→ DESCRIPTION OF THE TASK
Your task is to tally the lines of the listing containing the word "Windows" and report the figure alone.

--- Start ---

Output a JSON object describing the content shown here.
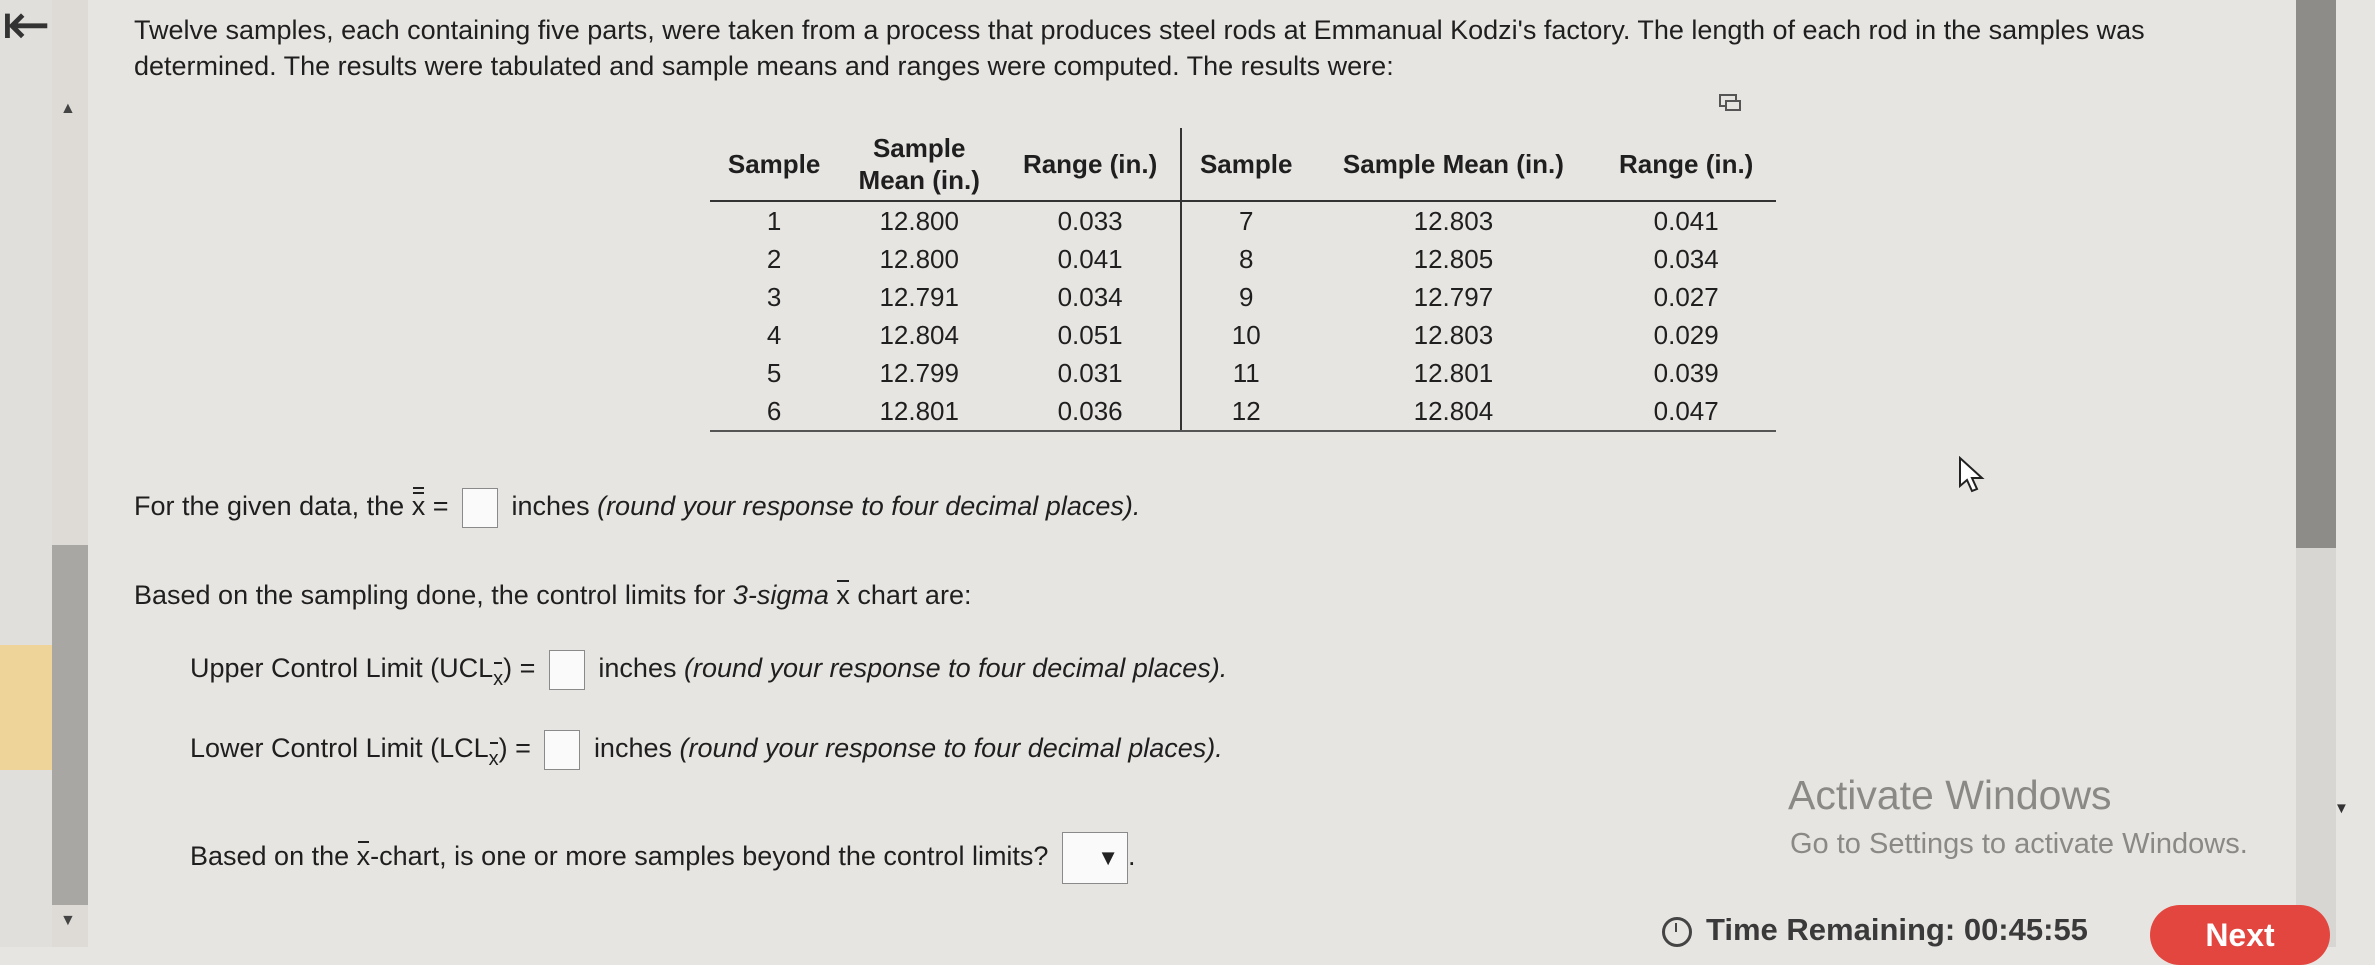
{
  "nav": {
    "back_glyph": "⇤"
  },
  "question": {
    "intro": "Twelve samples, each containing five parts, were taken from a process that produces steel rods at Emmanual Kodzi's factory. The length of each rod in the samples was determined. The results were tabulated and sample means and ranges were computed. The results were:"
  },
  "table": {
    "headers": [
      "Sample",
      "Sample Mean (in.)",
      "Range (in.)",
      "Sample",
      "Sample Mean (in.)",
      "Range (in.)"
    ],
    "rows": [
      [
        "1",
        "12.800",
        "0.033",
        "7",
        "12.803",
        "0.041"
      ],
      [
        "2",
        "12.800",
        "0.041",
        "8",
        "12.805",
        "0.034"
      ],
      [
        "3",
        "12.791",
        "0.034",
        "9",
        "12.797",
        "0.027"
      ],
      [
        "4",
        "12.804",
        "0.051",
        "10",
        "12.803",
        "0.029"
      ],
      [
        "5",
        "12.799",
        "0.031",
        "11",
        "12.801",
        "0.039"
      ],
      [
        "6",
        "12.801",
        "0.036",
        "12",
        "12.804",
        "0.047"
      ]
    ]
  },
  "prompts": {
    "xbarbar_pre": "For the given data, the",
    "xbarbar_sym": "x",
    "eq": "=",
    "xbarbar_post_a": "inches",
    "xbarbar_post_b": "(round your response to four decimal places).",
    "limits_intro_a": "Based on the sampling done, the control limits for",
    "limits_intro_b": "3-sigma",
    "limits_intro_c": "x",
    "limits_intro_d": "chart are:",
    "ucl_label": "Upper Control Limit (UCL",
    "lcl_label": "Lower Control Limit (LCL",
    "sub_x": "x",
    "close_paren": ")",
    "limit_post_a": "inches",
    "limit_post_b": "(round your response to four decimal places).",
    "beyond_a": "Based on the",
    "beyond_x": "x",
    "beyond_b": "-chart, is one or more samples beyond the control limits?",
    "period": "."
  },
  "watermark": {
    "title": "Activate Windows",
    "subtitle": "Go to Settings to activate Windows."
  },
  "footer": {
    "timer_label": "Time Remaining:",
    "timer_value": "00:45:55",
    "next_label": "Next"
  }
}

--- End ---
--- Start ---

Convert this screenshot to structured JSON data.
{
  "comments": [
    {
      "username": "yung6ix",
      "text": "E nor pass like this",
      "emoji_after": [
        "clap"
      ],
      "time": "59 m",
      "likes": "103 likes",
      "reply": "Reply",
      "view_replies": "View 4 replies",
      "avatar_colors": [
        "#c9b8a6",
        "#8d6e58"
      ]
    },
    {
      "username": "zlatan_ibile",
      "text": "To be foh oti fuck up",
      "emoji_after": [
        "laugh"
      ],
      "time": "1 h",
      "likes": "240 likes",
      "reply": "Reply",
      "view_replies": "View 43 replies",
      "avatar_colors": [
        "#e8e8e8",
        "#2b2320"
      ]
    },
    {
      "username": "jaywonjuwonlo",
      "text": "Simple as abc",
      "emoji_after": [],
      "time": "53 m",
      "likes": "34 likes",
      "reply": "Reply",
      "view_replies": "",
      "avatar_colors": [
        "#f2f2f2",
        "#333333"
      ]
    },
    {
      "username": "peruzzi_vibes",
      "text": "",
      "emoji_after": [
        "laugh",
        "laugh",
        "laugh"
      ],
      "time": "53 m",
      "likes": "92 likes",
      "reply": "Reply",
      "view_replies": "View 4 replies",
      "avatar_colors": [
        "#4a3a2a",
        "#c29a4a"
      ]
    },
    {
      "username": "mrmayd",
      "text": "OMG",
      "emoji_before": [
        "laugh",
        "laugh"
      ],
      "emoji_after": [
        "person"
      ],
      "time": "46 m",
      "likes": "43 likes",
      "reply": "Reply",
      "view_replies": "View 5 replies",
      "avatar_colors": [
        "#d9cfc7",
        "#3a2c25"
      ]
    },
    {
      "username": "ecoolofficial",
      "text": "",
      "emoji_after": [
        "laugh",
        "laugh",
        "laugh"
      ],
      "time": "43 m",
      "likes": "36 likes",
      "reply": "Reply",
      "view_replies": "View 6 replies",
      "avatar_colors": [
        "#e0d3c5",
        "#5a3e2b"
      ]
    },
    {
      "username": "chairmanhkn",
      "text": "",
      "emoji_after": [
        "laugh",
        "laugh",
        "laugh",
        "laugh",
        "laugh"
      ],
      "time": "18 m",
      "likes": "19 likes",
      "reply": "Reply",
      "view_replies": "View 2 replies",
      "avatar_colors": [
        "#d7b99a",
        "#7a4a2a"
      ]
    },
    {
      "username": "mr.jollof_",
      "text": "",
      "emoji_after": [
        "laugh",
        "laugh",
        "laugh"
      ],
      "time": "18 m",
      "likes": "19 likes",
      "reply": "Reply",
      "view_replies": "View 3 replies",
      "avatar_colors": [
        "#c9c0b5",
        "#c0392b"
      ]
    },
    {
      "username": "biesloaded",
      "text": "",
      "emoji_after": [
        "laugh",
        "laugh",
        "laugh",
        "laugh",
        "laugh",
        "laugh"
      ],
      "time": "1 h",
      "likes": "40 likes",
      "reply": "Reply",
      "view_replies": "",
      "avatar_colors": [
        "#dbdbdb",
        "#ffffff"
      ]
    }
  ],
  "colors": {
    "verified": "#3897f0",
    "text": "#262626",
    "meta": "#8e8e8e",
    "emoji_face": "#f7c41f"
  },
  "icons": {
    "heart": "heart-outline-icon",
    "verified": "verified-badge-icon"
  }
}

--- End ---
--- Start ---

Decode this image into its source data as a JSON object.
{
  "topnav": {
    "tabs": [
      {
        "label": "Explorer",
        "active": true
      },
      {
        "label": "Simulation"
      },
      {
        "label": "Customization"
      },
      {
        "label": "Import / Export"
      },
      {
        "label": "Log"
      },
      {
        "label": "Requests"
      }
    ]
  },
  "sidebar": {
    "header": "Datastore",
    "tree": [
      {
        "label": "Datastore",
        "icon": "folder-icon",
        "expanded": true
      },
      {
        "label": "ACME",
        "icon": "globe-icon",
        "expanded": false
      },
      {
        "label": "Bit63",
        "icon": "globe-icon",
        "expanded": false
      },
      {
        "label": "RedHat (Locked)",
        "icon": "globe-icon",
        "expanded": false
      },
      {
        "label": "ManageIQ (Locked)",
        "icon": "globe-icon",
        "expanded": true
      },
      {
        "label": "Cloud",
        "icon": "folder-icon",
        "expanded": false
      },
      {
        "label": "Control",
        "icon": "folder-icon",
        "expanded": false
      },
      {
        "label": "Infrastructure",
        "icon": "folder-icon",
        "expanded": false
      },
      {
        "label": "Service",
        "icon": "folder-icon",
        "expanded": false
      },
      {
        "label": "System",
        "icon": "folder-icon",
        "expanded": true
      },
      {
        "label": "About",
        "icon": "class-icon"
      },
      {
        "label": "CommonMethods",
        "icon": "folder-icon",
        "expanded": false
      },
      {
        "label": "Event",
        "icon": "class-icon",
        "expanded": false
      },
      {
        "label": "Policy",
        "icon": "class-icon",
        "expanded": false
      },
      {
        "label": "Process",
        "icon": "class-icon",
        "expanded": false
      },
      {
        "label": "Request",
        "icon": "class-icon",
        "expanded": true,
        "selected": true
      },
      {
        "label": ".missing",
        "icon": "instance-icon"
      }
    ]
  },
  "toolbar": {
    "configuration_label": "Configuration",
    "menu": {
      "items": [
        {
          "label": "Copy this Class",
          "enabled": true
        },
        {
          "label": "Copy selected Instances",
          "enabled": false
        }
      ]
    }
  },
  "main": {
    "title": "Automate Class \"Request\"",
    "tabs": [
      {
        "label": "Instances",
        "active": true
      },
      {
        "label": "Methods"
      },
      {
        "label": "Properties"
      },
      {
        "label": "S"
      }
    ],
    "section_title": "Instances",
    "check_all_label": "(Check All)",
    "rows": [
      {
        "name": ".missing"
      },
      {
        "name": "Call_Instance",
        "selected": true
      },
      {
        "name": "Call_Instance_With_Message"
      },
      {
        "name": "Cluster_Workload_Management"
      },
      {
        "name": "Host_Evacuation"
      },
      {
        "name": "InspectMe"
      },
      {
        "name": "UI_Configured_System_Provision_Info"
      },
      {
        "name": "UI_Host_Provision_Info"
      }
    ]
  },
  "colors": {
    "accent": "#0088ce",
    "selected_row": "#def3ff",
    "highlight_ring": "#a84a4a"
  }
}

--- End ---

→ ANSWER IN FULL
2